** start **

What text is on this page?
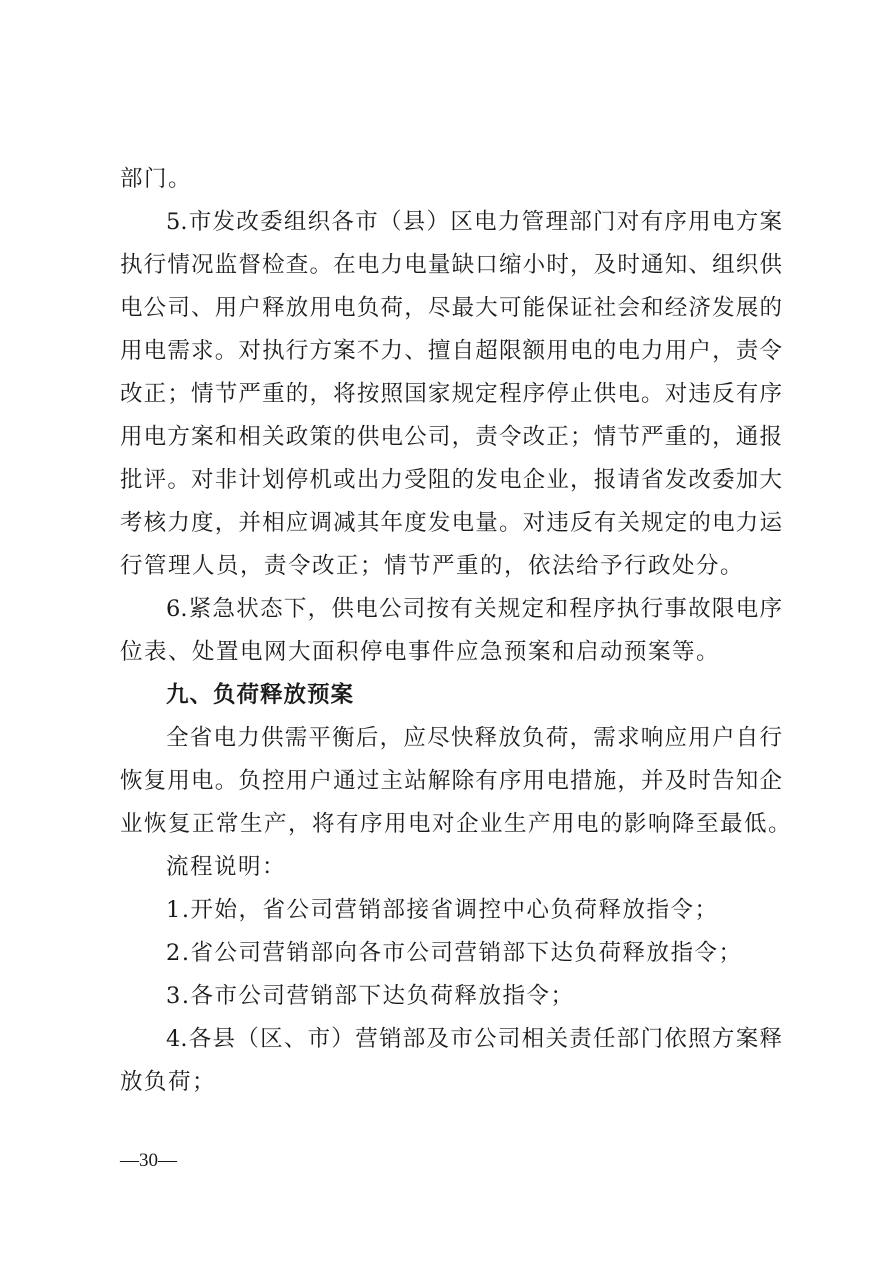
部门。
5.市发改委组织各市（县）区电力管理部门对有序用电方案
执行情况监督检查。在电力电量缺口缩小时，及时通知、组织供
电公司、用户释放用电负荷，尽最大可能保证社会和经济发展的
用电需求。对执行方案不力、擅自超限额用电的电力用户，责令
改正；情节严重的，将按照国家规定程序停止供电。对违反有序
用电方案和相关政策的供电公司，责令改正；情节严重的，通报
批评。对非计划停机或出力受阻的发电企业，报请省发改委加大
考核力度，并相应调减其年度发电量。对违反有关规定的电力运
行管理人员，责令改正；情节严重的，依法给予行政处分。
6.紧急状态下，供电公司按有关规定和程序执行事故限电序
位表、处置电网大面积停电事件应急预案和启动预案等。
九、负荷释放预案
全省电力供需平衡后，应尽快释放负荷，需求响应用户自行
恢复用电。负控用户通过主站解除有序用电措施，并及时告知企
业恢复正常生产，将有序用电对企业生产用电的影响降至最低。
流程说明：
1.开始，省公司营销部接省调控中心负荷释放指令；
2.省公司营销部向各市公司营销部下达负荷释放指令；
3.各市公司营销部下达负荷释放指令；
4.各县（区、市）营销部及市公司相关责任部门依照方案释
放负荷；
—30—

** end **

From the entries, copy out each line containing the word "责令改正".

用电方案和相关政策的供电公司，责令改正；情节严重的，通报
行管理人员，责令改正；情节严重的，依法给予行政处分。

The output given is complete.